Stated problem:
Count how many lines in this material contain "Pourriez". The answer is that number alone.
[BEGIN Exercise data]
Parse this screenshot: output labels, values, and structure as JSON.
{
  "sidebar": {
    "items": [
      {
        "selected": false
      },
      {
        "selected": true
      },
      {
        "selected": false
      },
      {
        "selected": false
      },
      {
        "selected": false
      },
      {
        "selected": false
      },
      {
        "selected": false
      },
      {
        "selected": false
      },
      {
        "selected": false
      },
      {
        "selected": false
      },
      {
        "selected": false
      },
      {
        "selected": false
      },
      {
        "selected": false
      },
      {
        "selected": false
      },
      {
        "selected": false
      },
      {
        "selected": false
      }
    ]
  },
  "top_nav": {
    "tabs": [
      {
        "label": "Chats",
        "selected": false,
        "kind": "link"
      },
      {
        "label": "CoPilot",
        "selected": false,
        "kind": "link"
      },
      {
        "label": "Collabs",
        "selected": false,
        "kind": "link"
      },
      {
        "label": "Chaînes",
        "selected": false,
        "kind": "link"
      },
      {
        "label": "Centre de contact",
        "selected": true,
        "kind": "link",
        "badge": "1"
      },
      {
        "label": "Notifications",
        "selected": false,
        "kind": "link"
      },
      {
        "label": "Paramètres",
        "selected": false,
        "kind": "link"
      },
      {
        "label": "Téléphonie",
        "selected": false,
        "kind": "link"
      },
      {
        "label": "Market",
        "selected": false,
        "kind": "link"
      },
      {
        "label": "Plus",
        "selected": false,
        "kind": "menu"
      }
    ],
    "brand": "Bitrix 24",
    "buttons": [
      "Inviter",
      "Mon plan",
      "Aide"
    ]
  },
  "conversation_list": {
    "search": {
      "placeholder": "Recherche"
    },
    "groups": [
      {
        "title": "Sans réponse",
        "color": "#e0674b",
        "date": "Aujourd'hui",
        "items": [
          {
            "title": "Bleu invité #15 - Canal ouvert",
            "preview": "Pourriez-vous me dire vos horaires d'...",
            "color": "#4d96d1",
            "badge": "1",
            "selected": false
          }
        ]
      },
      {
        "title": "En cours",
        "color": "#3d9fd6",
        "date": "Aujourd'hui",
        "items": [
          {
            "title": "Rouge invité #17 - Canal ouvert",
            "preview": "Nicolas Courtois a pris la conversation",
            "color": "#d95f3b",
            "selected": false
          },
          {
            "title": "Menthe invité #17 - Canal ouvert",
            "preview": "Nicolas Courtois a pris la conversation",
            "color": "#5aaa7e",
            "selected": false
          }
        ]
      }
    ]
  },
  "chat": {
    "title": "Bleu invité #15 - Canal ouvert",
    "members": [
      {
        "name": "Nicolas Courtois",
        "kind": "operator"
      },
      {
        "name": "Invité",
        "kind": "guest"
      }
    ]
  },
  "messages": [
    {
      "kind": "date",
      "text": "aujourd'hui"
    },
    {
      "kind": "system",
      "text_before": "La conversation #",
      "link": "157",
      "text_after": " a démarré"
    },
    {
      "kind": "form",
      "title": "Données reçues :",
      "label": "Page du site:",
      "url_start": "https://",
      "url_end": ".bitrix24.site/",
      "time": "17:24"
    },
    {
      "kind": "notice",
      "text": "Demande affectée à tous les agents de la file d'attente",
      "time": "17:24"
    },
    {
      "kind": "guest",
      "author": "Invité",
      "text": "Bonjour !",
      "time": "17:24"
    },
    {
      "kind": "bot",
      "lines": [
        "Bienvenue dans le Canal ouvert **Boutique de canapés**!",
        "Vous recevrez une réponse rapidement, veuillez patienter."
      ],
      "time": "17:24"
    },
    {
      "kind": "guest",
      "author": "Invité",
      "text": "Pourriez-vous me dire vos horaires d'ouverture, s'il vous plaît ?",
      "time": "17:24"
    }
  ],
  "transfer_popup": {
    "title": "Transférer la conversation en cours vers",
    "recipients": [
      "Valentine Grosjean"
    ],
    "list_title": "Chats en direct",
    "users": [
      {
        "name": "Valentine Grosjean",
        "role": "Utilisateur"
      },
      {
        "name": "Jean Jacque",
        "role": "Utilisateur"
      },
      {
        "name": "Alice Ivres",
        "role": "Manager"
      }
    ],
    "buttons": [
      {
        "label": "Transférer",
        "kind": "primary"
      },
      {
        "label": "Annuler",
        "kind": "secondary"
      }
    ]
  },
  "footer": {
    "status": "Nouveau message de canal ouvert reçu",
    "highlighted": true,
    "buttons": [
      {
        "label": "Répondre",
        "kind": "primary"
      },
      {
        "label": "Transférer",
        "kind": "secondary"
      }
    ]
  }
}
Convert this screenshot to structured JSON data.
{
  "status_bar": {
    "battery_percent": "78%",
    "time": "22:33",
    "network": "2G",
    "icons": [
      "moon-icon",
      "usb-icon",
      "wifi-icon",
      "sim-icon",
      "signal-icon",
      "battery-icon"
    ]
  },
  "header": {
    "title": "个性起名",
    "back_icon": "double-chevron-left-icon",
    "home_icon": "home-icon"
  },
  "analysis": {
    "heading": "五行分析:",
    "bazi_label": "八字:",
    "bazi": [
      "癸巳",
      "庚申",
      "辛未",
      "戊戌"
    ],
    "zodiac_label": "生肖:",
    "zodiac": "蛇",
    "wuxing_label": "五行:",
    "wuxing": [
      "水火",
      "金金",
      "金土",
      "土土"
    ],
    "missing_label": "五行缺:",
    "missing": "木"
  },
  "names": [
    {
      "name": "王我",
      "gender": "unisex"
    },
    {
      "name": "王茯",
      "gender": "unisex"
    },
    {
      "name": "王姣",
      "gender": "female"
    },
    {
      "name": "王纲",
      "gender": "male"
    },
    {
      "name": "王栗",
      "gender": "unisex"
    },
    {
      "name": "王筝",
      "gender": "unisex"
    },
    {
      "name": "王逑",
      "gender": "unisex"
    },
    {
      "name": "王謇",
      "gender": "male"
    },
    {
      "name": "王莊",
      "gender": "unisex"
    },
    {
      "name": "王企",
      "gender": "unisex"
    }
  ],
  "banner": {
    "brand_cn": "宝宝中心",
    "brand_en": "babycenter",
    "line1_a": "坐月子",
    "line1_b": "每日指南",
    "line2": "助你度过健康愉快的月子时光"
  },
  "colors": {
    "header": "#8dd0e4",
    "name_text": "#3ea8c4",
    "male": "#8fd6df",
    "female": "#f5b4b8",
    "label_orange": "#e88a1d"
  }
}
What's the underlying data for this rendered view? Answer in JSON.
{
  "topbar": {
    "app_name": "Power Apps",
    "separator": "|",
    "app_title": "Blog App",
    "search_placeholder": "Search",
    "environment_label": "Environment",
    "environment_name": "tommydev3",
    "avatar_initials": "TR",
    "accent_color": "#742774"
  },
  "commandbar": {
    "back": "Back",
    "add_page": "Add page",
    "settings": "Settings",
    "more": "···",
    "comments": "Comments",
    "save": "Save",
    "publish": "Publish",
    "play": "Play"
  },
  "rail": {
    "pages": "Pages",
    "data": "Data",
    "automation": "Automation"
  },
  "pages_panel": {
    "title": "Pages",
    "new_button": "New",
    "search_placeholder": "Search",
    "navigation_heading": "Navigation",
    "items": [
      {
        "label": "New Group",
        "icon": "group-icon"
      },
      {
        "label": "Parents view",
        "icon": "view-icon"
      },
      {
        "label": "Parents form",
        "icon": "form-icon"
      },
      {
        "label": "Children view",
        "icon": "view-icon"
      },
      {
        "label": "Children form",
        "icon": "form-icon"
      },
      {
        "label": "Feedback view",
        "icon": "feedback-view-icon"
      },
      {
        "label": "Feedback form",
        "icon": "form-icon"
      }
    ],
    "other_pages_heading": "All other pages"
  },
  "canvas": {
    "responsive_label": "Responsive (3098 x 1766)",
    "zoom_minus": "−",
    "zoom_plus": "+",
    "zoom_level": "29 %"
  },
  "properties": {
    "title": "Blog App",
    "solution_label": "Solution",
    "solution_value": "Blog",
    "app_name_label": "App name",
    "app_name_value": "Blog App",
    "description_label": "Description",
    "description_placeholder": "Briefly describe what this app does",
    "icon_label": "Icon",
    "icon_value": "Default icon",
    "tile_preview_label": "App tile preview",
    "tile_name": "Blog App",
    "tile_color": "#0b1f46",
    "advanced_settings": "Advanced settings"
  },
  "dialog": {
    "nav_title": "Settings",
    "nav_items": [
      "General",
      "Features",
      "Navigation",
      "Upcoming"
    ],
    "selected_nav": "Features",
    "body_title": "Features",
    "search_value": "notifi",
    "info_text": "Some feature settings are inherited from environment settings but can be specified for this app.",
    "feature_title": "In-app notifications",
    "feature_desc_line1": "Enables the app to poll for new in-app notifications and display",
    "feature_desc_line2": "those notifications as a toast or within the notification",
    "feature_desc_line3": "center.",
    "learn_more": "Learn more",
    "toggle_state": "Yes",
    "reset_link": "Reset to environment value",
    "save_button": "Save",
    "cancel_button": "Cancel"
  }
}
[END Exercise data]
Final answer:
2